++++ DATA PROVIDED ++++

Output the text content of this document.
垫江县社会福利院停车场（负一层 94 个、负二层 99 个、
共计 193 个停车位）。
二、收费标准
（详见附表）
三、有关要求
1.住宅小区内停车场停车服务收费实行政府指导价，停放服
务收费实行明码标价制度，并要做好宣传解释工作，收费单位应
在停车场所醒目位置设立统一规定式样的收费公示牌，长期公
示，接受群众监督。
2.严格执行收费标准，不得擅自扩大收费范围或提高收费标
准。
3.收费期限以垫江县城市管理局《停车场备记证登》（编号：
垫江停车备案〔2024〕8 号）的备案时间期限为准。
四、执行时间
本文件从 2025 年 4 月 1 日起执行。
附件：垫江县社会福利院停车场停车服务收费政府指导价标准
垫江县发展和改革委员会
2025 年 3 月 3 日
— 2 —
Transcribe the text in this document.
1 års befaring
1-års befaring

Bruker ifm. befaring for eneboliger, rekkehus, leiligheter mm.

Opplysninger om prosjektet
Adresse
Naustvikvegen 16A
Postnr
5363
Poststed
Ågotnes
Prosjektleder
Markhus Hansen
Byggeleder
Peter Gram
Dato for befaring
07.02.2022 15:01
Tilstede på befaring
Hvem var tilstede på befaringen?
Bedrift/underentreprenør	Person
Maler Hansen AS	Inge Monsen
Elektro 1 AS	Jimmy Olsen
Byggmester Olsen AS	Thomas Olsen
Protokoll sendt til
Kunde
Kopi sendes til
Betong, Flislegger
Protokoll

++++
++++ DATA PROVIDED ++++

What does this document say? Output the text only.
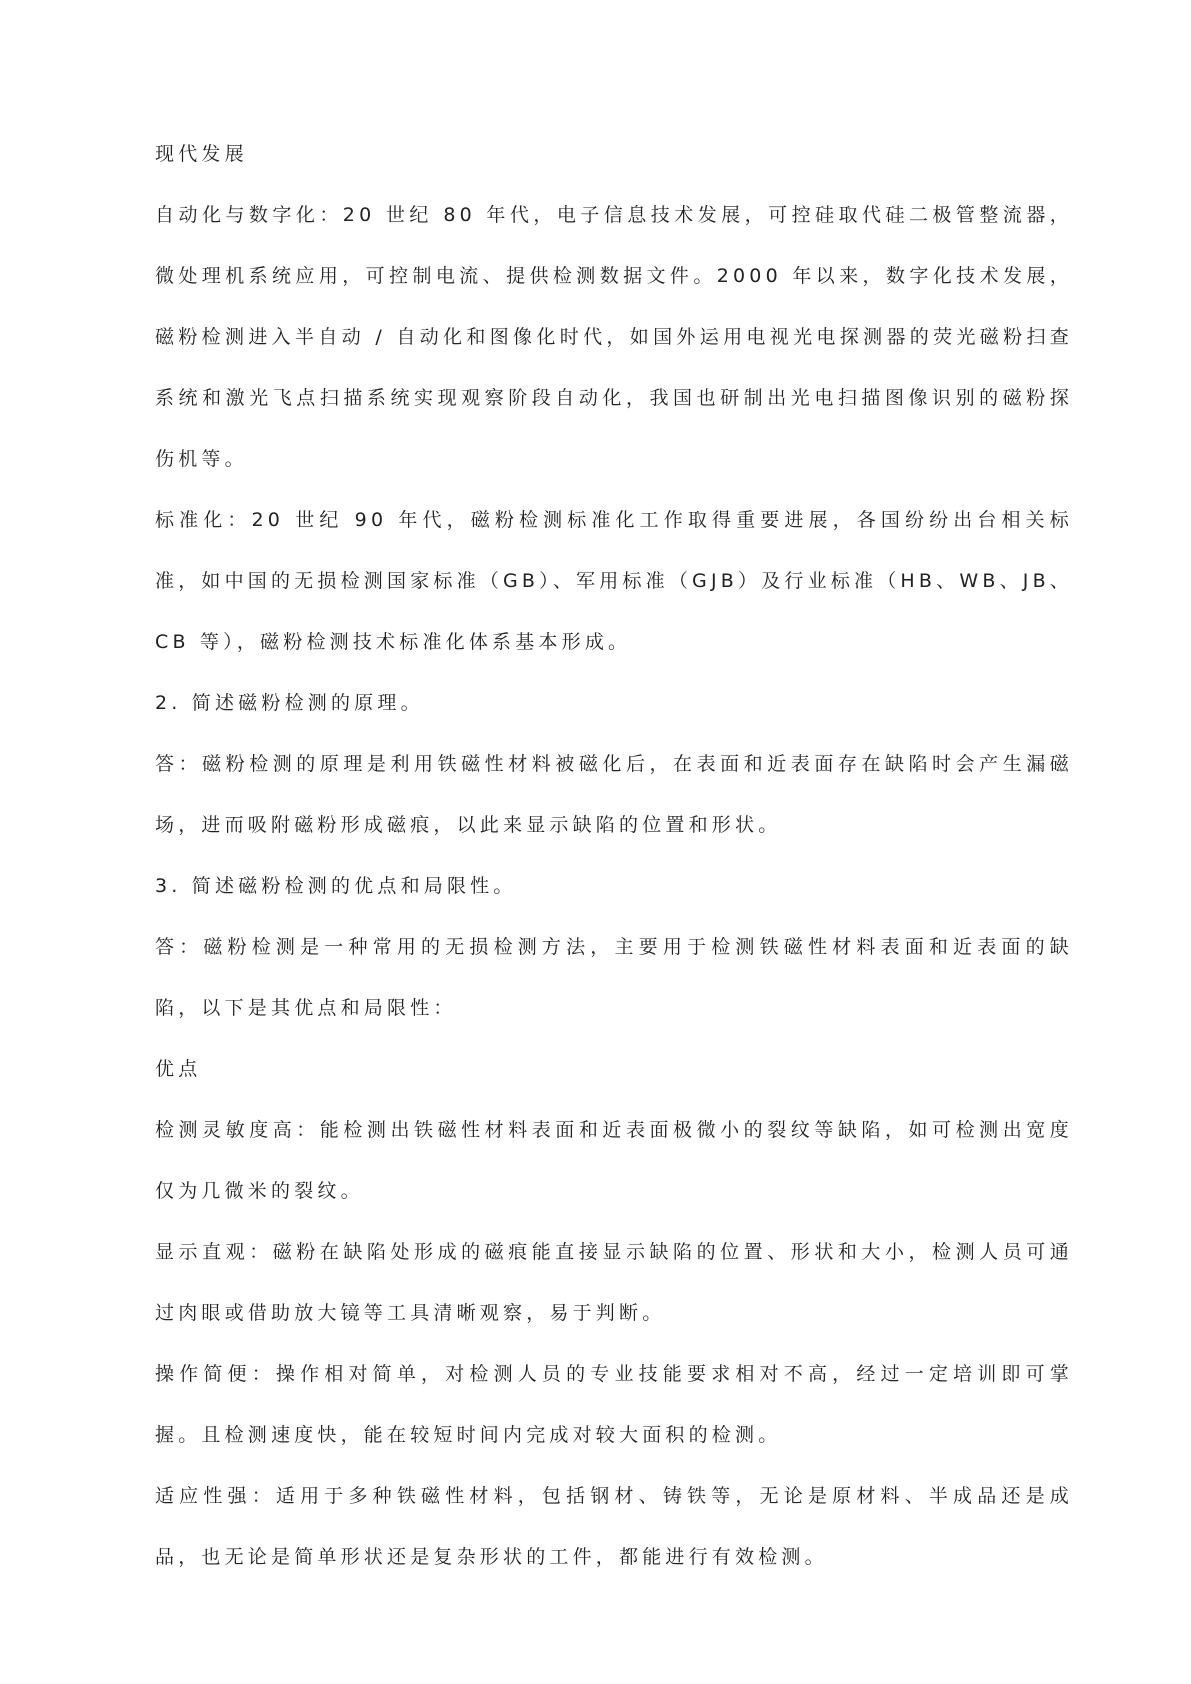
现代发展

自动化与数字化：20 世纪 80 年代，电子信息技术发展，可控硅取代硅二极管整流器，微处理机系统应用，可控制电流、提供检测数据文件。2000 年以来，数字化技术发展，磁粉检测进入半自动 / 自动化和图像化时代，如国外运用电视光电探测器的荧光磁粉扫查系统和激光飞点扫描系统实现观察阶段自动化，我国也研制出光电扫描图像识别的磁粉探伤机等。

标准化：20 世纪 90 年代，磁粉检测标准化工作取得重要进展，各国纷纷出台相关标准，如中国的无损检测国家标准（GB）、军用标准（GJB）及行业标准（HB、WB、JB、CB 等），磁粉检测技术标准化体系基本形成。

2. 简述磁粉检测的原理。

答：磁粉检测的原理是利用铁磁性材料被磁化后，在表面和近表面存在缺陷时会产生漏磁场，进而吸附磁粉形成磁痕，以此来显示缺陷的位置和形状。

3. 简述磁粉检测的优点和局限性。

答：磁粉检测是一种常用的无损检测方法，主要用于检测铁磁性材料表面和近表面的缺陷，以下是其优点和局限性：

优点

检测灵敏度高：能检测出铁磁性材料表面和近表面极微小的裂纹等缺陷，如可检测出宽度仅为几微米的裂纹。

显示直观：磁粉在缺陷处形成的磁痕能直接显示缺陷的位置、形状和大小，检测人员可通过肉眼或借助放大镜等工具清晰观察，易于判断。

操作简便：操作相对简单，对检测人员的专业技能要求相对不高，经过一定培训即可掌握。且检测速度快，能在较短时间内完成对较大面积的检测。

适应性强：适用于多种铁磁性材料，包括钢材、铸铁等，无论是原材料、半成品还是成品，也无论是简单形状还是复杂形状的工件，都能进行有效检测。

++++

PROBLEM REQUIREMENTS:
Report how many lines above hold the string "document", giving nothing but the number.

OUTPUT FOR THIS EXERCISE:
3